Exercise instructions
In the records below, copy out the lines from the one containing "book-icon <box>410 471 420 483</box>" through the one containing "user-plus-icon <box>425 380 443 393</box>", both included, unchanged.

· · · ·

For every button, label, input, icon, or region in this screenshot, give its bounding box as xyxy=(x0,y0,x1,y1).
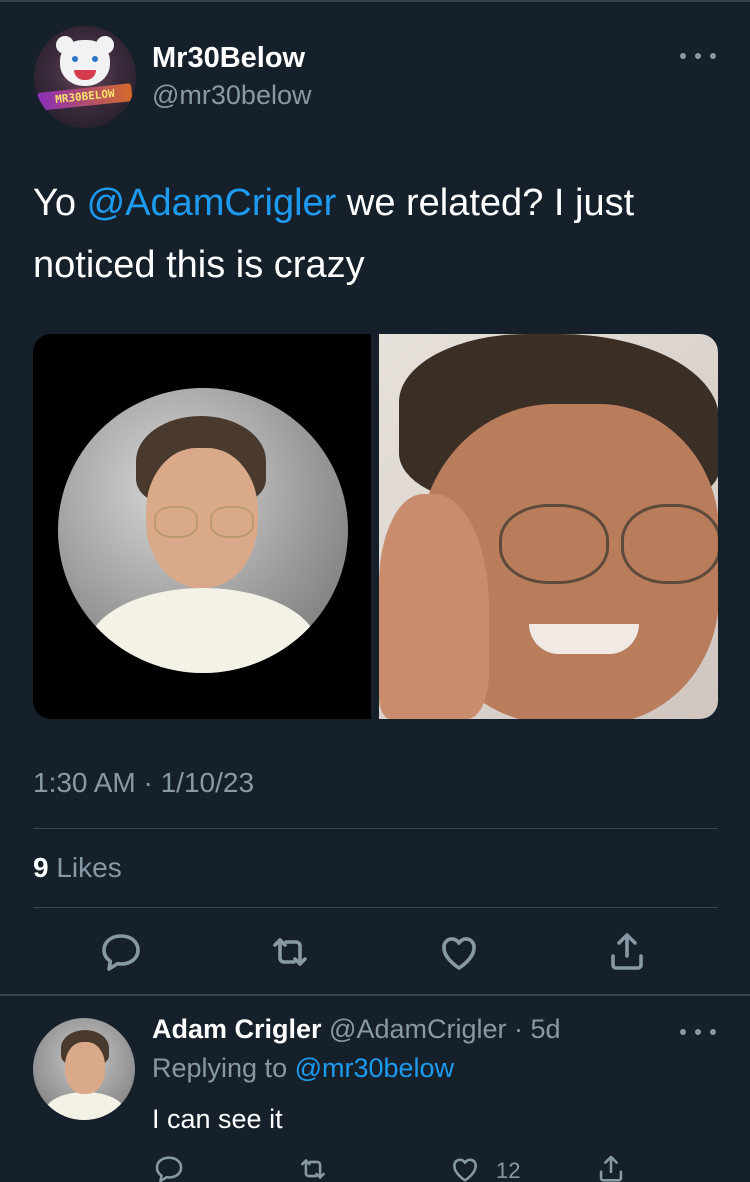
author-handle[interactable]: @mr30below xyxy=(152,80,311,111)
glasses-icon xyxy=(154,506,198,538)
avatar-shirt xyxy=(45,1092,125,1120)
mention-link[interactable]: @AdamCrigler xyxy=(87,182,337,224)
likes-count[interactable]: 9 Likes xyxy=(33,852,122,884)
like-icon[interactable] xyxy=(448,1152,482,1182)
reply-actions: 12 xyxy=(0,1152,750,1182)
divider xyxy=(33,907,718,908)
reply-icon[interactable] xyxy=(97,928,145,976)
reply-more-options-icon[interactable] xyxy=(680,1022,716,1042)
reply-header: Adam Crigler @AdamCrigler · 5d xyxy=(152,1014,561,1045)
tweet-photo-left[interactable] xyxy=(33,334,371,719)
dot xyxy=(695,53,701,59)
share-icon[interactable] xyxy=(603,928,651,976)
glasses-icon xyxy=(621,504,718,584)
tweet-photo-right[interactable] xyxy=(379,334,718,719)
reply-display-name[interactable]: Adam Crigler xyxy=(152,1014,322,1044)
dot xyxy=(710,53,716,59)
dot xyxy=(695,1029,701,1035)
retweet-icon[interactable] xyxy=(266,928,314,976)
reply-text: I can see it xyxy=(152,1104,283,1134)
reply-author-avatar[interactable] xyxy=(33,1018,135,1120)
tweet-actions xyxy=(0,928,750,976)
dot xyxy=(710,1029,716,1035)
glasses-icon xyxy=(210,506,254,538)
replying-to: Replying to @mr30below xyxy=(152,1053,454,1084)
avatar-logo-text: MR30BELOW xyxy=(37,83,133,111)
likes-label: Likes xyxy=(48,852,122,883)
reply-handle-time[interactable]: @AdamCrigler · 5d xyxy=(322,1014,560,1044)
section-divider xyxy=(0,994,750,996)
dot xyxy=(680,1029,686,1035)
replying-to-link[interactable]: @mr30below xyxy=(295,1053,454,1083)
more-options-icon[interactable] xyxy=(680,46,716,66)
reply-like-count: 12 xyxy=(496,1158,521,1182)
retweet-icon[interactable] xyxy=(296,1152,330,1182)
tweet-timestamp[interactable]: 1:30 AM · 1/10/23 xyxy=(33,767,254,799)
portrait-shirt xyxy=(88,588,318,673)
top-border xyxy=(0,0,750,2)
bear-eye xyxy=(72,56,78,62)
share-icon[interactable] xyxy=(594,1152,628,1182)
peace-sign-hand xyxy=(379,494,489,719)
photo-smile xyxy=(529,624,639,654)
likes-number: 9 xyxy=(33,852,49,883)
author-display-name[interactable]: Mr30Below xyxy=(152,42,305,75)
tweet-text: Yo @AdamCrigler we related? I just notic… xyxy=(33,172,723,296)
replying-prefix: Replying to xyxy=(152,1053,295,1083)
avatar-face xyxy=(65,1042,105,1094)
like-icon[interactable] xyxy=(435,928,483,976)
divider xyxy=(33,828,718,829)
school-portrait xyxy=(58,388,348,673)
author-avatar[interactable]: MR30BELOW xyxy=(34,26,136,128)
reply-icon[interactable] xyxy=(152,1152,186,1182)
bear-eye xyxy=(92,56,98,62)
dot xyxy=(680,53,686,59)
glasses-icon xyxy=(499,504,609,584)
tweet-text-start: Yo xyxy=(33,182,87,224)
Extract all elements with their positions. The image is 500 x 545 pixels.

· · · ·

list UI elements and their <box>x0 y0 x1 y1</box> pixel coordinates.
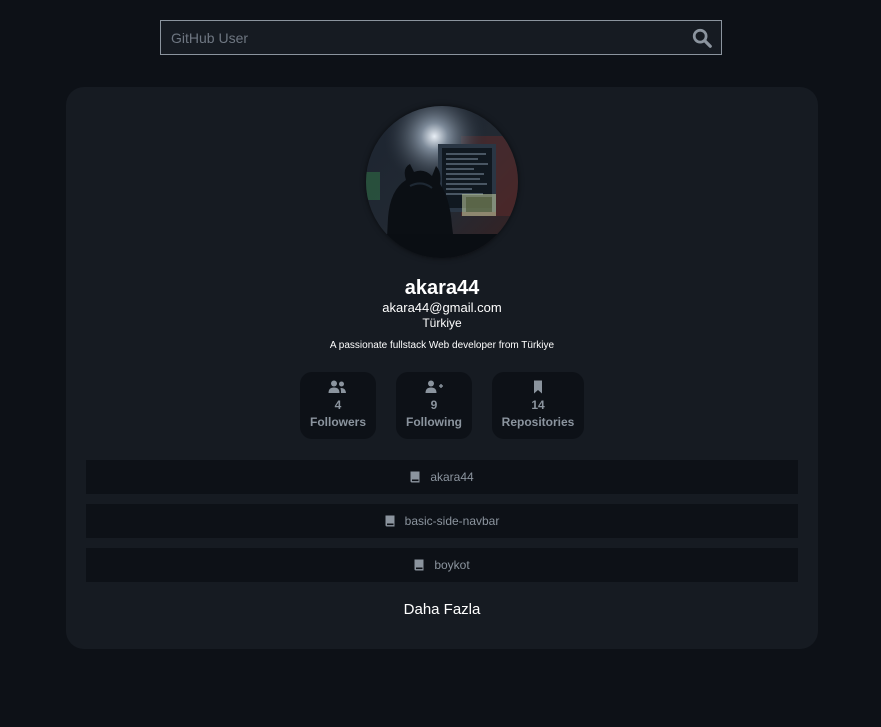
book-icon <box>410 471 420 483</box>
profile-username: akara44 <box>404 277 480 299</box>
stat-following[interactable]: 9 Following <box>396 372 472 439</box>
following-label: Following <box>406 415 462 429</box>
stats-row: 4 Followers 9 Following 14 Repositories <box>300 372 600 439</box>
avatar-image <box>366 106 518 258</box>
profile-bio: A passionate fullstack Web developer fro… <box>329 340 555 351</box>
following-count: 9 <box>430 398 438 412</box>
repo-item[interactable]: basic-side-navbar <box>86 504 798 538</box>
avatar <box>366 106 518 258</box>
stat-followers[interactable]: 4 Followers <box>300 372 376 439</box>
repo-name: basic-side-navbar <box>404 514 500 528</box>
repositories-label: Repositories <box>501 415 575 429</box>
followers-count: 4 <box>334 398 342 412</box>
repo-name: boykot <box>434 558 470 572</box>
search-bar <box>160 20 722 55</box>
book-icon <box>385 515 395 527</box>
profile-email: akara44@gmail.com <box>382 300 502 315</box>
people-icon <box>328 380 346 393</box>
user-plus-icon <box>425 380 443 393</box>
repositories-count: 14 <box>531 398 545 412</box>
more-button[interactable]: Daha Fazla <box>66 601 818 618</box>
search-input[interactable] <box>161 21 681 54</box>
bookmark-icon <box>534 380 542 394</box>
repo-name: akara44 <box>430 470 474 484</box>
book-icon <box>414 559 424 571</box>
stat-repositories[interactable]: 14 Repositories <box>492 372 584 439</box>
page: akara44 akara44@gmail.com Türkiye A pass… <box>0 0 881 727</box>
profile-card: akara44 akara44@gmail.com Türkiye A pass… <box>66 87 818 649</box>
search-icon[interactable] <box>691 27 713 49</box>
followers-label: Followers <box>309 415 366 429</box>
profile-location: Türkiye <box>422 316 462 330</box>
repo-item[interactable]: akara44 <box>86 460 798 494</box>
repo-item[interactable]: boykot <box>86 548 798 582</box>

· · · ·

Written solution
book-icon <box>410 471 420 483</box>
profile-username: akara44 <box>404 277 480 299</box>
stat-following[interactable]: 9 Following <box>396 372 472 439</box>
following-label: Following <box>406 415 462 429</box>
stats-row: 4 Followers 9 Following 14 Repositories <box>300 372 600 439</box>
avatar-image <box>366 106 518 258</box>
profile-bio: A passionate fullstack Web developer fro… <box>329 340 555 351</box>
following-count: 9 <box>430 398 438 412</box>
repo-item[interactable]: basic-side-navbar <box>86 504 798 538</box>
avatar <box>366 106 518 258</box>
stat-followers[interactable]: 4 Followers <box>300 372 376 439</box>
repo-name: basic-side-navbar <box>404 514 500 528</box>
repositories-label: Repositories <box>501 415 575 429</box>
followers-count: 4 <box>334 398 342 412</box>
repo-name: boykot <box>434 558 470 572</box>
search-bar <box>160 20 722 55</box>
book-icon <box>385 515 395 527</box>
profile-email: akara44@gmail.com <box>382 300 502 315</box>
people-icon <box>328 380 346 393</box>
user-plus-icon <box>425 380 443 393</box>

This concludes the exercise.